The blog post below about a Claude Shannon biography is followed by rows. List every person the post names.

- [Document section]

◆ ◆ ◆ ◆ ◆ ◆ ◆

Founder of the information age

For reasons linked to book and bag size, and journey modes and lengths, I’ve been reading three books at once – Jennifer Homans’ Apollo’s Angels (a monumental history of ballet, non-portable), a biography of Claude Shannon, and Daniel Dennett’s Intuition Pumps and Other Tools for Thinking.

I’ve finished the middle one now, A Mind At Play: How Claude Shannon Invented the Information Age by Jimmy Soni and Rob Goodman, and thoroughly enjoyed it. When I described it to some friends at the weekend, to my surprise they turned out never to have heard of Claude Shannon. Those of us with interests in digital know of him as the author of a profoundly important paper launching information theory. It seems this is the first full biography, and it starts from his childhood in a small town in the midwest via wartime service in cryptograhy and then a long stint at Bell Labs to MIT. (He met Alan Turing during the war but both were doing work so secret they didn’t dare talk to each other about it.)

◆ ◆ ◆ ◆ ◆ ◆ ◆

- [The data]
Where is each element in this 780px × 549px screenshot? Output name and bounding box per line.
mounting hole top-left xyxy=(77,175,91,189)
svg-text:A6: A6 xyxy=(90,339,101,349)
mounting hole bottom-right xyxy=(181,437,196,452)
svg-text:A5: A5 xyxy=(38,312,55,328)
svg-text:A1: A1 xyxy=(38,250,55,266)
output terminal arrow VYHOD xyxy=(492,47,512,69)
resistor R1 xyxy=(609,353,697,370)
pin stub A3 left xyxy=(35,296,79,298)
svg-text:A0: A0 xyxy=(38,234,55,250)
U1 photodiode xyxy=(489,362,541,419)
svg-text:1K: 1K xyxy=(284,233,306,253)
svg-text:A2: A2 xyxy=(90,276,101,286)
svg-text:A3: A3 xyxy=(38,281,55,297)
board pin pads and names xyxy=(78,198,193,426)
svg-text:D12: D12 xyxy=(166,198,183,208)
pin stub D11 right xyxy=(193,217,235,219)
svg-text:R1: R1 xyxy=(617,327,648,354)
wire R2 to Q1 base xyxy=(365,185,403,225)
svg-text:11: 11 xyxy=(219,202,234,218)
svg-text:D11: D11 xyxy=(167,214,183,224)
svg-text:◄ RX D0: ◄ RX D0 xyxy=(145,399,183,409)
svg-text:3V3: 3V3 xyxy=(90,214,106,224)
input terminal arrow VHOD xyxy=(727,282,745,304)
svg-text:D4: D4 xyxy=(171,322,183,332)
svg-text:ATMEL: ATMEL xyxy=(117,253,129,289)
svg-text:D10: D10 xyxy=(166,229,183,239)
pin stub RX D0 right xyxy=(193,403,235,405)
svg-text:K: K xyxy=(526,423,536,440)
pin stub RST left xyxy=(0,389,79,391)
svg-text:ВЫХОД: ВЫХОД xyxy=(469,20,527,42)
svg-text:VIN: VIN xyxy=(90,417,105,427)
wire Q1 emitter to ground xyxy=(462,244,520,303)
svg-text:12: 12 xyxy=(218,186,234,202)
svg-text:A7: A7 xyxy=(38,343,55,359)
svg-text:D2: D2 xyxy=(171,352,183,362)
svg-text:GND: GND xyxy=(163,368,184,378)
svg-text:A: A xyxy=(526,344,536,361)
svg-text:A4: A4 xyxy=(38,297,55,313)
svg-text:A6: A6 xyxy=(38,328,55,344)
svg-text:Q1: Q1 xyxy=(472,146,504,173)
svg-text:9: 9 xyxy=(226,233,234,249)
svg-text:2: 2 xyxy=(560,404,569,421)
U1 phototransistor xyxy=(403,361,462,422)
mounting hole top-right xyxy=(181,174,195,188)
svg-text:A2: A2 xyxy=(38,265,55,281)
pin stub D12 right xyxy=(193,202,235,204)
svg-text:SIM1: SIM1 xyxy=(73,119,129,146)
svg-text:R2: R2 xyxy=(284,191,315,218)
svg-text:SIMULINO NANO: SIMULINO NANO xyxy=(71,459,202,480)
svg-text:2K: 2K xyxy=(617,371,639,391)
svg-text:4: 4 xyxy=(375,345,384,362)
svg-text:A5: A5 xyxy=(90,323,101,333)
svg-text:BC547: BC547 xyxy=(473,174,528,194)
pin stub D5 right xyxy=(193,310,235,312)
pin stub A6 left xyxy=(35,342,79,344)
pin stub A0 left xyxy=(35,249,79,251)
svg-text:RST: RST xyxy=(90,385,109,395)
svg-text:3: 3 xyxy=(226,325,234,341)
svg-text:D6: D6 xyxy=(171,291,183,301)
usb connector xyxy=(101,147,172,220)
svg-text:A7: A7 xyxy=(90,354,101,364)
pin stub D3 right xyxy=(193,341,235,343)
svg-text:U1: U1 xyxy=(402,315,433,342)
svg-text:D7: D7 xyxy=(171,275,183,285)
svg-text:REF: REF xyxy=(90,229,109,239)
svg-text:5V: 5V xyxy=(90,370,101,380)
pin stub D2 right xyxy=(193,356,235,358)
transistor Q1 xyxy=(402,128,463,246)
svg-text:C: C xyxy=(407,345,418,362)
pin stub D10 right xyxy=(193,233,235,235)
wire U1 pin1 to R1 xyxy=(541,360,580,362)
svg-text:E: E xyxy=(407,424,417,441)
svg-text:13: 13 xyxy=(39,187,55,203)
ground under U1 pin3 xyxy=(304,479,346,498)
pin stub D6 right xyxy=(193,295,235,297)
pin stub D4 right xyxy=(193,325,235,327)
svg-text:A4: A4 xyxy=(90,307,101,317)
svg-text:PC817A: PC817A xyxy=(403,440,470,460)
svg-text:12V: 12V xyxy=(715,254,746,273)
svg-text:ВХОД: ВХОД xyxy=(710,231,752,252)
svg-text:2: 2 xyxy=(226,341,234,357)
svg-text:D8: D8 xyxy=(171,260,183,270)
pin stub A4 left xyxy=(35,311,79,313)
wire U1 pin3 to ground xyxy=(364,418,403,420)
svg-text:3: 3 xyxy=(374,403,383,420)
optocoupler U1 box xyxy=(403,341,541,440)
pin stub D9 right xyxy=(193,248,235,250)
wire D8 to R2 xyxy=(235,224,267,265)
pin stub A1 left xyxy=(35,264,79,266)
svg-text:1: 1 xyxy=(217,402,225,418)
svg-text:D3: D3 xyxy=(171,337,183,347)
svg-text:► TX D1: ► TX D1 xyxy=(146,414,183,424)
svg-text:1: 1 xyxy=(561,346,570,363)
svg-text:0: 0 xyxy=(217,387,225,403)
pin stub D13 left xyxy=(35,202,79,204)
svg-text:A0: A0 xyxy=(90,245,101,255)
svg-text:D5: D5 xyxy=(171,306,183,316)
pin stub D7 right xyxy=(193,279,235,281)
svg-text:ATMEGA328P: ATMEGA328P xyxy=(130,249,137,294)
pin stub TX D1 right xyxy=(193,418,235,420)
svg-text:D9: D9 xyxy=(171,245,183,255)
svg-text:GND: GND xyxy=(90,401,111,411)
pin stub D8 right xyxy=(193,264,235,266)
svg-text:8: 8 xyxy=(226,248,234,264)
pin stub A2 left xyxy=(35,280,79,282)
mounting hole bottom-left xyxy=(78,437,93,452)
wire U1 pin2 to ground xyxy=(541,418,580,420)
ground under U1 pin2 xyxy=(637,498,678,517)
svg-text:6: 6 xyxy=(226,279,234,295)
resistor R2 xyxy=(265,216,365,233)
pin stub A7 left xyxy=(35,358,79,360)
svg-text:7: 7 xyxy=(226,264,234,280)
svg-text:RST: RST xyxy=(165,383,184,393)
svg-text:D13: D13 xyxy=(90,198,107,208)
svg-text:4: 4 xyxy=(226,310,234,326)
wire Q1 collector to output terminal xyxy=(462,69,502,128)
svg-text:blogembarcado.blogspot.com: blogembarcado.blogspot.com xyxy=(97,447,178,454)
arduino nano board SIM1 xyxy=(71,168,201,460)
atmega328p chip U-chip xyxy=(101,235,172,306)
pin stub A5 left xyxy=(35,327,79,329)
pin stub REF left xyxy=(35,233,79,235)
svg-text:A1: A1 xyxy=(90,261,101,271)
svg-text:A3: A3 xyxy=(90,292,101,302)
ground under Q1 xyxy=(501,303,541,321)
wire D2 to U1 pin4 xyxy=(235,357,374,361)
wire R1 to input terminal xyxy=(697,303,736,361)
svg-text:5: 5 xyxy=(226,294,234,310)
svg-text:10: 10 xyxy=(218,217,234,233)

◆ ◆ ◆ ◆ ◆ ◆ ◆

- [Response to this task] Jennifer Homans, Claude Shannon, Daniel Dennett, Jimmy Soni, Rob Goodman, Alan Turing